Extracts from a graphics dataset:

-=-=-

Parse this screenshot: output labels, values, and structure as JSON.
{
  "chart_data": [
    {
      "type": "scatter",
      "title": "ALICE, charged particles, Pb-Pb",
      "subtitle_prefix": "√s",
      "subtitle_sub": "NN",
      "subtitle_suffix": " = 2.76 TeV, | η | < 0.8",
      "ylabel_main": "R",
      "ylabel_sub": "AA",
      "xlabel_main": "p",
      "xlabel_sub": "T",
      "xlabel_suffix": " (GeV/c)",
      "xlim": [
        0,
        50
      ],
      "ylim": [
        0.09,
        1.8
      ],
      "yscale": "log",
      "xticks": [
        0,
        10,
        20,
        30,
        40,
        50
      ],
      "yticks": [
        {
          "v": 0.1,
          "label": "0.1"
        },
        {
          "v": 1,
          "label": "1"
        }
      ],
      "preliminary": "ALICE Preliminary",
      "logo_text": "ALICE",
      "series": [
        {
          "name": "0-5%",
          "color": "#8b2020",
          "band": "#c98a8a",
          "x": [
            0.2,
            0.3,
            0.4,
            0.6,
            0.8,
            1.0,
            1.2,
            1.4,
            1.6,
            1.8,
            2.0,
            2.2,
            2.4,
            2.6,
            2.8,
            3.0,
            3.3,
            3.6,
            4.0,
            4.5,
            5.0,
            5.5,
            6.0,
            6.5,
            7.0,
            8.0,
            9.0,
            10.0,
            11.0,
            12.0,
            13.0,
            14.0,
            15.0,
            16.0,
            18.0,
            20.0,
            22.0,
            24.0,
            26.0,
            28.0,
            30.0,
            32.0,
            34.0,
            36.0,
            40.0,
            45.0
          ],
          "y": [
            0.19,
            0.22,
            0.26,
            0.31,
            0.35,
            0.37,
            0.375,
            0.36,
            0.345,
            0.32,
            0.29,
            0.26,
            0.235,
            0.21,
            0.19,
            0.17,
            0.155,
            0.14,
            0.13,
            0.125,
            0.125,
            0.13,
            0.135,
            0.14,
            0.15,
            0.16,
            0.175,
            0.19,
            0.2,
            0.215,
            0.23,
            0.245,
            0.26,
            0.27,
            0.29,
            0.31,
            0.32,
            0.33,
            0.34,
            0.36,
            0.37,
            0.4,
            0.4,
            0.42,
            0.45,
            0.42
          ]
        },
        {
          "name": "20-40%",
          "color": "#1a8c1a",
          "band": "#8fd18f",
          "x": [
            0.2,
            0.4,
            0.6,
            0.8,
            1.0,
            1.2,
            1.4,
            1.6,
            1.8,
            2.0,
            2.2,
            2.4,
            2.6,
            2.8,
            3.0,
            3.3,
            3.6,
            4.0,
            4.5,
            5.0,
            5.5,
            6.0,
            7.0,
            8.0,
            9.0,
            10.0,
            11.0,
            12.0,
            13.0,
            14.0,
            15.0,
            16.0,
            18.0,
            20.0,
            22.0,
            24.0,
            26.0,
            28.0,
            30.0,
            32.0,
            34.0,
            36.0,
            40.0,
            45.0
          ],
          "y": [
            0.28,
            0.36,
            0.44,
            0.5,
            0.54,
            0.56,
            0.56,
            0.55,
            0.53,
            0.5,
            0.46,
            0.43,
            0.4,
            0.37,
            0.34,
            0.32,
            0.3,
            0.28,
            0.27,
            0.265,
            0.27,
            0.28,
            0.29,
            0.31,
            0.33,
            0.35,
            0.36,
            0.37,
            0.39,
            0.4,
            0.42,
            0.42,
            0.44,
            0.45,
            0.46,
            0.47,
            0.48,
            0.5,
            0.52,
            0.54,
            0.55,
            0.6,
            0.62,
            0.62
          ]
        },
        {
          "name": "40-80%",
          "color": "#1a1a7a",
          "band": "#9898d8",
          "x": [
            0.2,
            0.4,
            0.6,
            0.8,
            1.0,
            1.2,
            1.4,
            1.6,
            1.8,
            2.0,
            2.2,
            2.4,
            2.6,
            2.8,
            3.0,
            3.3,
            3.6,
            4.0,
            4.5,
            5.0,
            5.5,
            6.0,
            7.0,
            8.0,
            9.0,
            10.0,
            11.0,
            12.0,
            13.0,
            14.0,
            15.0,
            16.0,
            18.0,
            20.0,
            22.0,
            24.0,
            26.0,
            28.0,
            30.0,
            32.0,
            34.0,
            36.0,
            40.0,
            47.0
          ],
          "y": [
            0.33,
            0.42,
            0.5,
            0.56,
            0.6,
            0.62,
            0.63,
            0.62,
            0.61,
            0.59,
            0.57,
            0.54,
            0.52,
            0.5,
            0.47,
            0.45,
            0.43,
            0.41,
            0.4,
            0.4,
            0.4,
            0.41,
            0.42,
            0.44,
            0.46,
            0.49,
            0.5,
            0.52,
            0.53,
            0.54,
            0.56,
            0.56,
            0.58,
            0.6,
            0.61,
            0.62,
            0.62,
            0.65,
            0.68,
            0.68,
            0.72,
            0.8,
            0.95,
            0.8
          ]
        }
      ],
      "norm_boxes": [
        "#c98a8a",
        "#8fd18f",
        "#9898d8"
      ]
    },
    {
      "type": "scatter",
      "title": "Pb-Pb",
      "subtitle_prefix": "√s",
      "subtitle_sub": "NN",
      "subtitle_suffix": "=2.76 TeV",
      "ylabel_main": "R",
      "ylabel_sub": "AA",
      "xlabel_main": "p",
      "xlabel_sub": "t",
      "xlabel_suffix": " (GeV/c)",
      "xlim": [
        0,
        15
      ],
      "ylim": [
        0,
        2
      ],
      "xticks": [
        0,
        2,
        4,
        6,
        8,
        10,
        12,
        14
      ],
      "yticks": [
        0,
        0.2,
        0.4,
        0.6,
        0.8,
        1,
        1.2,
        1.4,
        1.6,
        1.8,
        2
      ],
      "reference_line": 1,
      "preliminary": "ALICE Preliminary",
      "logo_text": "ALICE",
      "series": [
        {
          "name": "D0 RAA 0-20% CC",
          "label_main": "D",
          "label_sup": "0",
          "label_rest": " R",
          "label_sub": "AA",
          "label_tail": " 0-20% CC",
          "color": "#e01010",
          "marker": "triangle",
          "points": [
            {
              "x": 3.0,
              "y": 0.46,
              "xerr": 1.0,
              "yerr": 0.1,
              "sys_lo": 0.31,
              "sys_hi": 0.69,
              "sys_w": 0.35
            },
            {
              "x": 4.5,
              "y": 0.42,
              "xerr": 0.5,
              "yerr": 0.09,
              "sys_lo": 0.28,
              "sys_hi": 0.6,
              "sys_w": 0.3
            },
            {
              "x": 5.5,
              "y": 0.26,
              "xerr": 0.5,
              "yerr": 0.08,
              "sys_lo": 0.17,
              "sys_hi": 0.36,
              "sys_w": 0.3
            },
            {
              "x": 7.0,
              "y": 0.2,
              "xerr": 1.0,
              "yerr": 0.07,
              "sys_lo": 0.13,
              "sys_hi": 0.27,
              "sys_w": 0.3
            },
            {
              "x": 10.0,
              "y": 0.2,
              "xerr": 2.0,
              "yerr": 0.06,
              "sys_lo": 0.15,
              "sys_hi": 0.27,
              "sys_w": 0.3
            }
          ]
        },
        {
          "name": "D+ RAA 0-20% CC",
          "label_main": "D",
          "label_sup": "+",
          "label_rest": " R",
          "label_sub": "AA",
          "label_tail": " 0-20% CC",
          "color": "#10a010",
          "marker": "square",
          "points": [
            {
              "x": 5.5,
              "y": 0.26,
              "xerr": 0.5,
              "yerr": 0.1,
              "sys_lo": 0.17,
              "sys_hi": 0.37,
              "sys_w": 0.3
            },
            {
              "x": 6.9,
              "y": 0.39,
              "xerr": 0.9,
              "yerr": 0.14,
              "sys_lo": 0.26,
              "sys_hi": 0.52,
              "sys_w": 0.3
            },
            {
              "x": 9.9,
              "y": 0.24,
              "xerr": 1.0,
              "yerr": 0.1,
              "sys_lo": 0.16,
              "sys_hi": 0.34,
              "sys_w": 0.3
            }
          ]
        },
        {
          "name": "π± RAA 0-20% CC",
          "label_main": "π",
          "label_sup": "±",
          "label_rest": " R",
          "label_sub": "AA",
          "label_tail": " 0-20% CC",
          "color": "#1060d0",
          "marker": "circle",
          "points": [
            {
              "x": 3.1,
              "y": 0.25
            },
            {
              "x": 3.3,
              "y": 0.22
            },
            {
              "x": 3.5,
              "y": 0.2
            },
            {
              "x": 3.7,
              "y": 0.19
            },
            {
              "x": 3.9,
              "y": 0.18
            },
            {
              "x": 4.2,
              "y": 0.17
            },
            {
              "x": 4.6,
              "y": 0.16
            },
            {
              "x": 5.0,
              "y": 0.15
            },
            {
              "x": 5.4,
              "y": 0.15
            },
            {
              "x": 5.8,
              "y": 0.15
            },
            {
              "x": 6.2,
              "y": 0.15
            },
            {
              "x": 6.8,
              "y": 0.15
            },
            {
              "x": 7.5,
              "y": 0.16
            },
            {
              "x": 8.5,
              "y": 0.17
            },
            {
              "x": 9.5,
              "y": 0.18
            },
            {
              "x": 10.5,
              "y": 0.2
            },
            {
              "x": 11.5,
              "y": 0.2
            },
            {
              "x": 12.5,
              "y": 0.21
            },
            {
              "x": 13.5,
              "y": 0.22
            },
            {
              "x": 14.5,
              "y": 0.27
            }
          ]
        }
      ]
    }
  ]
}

-=-=-

* _TASK INSTRUCTIONS_
Check every line of the data, and copy the ones that contain "name".

* _ANSWER TO THIS TASK_
          "name": "0-5%",
          "name": "20-40%",
          "name": "40-80%",
          "name": "D0 RAA 0-20% CC",
          "name": "D+ RAA 0-20% CC",
          "name": "π± RAA 0-20% CC",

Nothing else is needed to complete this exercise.